▶ [Request]:
Separate out the lines that hold "Extract".

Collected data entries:

━━━━━━

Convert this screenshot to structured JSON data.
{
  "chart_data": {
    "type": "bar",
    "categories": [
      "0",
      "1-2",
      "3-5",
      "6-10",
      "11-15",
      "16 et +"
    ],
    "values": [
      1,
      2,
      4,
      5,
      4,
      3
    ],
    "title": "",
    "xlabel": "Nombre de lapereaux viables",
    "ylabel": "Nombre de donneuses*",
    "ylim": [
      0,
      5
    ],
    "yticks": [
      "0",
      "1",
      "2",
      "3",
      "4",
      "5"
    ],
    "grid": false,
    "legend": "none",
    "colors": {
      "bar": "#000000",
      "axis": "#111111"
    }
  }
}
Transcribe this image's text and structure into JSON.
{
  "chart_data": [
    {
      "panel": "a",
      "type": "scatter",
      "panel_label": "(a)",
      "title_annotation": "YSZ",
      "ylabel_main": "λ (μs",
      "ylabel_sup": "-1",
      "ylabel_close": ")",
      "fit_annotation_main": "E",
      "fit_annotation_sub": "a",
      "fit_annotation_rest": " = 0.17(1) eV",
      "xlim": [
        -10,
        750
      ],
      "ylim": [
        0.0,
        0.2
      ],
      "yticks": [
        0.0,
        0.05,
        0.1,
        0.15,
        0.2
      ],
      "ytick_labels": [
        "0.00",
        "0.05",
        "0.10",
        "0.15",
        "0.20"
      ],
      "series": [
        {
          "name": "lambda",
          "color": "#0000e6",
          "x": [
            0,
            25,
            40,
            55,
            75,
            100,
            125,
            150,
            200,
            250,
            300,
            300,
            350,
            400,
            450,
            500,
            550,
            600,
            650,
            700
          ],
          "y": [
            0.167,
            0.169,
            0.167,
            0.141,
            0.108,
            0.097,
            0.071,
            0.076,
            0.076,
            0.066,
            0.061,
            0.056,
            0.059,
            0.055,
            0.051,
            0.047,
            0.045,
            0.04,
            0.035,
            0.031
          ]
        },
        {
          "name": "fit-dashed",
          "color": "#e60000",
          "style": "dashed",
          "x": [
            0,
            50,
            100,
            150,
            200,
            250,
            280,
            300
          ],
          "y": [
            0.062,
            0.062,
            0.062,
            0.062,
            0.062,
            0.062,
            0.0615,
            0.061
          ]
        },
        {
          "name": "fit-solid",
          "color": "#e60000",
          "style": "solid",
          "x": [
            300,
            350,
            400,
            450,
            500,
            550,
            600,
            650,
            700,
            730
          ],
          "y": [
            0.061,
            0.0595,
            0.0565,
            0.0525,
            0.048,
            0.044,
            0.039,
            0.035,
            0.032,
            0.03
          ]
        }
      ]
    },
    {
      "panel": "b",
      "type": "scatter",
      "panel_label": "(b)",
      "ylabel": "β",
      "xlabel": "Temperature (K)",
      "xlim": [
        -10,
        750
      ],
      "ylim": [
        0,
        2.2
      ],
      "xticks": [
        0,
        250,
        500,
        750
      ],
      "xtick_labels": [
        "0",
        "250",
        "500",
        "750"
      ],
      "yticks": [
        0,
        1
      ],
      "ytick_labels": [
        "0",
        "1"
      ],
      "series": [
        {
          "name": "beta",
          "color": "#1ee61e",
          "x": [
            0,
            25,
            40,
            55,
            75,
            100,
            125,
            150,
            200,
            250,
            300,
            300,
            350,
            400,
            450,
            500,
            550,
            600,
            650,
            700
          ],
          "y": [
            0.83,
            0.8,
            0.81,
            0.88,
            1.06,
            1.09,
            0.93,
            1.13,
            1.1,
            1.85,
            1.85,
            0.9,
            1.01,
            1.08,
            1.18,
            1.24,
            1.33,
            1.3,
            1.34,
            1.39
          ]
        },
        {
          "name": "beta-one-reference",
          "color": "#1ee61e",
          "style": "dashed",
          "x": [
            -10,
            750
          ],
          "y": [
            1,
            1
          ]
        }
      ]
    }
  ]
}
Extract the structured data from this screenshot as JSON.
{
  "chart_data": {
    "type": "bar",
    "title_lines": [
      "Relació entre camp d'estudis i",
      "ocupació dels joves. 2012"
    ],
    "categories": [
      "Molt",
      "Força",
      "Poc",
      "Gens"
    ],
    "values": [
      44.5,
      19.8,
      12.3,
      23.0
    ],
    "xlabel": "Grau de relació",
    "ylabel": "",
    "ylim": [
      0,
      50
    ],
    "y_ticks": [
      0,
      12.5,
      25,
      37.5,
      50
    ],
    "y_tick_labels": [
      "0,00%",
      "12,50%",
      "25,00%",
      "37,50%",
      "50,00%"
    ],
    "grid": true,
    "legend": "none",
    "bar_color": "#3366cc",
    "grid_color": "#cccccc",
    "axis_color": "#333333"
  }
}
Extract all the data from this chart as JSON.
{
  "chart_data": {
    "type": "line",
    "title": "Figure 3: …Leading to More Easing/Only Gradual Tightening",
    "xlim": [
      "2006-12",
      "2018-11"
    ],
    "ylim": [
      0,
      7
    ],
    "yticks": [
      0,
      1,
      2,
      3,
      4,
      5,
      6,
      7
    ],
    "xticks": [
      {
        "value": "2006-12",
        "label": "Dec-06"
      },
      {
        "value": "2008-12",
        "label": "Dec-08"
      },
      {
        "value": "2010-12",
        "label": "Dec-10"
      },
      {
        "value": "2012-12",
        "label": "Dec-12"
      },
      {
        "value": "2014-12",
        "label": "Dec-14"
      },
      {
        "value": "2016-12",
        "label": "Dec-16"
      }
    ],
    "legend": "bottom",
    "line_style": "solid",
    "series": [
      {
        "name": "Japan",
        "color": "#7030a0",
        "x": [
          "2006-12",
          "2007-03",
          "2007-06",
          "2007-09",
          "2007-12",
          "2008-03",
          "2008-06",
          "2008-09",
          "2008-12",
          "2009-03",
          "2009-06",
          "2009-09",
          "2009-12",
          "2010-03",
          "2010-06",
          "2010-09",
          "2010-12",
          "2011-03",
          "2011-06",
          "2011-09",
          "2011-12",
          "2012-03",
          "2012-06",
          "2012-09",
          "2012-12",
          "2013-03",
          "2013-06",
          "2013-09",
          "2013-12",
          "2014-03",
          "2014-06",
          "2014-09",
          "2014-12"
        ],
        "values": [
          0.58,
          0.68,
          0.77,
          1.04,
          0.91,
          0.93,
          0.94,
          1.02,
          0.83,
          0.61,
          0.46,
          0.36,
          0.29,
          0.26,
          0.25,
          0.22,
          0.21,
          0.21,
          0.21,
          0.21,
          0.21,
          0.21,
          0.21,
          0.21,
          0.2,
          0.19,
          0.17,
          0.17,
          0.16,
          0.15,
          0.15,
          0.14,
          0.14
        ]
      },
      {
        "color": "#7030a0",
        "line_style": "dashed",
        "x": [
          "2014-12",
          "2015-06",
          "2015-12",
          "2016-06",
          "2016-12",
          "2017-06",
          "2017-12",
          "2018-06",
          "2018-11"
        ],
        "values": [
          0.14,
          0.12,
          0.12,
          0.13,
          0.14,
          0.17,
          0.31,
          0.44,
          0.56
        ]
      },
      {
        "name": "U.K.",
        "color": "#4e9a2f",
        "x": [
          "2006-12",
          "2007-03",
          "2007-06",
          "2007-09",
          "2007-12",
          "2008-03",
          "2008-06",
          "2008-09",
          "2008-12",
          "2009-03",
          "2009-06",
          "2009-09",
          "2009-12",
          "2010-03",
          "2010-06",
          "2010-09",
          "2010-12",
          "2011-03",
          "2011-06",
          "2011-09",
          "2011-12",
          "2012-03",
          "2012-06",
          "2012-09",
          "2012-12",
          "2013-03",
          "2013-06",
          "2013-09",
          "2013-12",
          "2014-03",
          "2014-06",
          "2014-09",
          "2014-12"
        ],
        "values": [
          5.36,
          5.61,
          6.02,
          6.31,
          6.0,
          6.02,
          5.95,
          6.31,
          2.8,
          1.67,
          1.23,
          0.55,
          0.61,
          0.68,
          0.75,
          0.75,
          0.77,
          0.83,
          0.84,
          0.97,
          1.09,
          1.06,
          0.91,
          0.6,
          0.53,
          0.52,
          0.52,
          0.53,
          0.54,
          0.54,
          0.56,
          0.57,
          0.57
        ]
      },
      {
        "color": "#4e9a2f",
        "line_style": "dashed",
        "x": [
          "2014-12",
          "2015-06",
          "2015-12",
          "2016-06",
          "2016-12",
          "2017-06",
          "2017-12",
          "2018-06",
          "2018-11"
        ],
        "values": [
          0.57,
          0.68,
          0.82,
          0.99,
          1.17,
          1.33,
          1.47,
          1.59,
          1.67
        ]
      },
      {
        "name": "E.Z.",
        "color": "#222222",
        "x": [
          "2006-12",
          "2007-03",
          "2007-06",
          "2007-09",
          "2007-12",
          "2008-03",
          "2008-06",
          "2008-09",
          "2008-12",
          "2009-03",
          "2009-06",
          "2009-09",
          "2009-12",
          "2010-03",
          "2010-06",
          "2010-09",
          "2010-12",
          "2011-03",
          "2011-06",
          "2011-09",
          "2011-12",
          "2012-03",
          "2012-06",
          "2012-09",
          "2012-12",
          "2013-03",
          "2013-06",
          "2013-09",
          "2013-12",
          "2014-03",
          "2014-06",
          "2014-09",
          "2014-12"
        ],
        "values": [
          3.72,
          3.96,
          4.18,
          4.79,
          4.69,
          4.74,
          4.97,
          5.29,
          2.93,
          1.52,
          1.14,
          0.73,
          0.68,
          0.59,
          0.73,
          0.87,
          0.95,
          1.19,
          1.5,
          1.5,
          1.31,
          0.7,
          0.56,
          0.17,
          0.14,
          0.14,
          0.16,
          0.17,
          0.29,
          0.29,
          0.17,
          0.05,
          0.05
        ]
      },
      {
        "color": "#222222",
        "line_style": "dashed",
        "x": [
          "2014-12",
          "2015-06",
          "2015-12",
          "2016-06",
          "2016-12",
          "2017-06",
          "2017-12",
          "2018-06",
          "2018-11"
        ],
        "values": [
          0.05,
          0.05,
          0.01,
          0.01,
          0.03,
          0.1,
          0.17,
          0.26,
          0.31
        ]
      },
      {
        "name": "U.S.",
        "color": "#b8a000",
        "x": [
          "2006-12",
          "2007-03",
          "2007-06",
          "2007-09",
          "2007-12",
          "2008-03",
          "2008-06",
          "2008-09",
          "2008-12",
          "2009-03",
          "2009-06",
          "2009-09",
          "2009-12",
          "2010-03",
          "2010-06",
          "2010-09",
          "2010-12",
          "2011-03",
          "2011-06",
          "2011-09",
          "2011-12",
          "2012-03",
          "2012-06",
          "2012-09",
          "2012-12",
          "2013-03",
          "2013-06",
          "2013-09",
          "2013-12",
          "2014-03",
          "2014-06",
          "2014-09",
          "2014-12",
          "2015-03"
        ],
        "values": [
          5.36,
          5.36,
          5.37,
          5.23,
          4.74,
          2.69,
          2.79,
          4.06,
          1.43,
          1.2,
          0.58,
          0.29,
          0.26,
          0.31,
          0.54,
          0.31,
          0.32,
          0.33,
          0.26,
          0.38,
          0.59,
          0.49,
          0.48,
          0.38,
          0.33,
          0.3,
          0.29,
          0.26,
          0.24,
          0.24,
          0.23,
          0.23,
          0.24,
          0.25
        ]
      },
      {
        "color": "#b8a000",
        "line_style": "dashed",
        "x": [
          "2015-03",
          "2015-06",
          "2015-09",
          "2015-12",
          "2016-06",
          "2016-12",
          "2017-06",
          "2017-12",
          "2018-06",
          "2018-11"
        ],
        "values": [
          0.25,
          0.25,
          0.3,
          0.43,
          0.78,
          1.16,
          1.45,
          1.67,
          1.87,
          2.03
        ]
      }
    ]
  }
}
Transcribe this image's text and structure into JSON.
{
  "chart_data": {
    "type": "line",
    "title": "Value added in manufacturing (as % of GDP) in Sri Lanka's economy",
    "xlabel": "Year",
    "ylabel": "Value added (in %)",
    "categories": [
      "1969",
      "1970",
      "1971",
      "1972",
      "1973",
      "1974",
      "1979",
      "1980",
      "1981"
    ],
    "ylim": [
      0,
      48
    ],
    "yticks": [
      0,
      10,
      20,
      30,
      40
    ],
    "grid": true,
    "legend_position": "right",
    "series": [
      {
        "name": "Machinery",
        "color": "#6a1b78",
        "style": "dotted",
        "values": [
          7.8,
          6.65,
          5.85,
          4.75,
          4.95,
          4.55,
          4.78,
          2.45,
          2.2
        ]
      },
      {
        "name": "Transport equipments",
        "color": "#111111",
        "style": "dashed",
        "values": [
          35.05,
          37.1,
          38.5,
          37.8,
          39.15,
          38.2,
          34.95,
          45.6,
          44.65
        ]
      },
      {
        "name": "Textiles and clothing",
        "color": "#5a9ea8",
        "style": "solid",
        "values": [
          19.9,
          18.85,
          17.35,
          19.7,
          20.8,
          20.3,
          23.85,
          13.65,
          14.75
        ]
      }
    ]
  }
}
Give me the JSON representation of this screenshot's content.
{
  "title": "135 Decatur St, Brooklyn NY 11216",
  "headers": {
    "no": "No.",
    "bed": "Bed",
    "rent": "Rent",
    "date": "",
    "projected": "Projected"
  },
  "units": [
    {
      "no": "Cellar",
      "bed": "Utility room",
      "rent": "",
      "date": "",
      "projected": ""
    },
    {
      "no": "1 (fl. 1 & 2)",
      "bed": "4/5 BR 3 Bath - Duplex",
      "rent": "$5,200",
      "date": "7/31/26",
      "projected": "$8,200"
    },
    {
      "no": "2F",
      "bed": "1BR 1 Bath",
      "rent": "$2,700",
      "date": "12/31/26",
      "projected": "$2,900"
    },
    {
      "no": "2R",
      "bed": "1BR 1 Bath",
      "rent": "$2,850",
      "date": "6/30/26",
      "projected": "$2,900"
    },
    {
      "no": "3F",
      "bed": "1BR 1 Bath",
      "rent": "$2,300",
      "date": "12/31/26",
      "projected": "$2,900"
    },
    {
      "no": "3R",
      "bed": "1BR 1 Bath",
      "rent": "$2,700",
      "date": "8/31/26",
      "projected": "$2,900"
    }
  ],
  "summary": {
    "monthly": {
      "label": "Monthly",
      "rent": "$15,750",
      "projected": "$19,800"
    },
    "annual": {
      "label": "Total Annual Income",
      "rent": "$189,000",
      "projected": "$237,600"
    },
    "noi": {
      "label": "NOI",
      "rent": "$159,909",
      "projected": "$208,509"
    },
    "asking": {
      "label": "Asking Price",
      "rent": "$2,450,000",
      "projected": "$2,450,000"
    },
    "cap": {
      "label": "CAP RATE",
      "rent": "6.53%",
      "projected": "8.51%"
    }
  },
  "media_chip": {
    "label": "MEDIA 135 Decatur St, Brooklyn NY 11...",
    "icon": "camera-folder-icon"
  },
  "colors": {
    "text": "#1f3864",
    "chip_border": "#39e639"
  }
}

━━━━━━

▶ [The response]:
Extract the structured data from this screenshot as JSON.
Extract all the data from this chart as JSON.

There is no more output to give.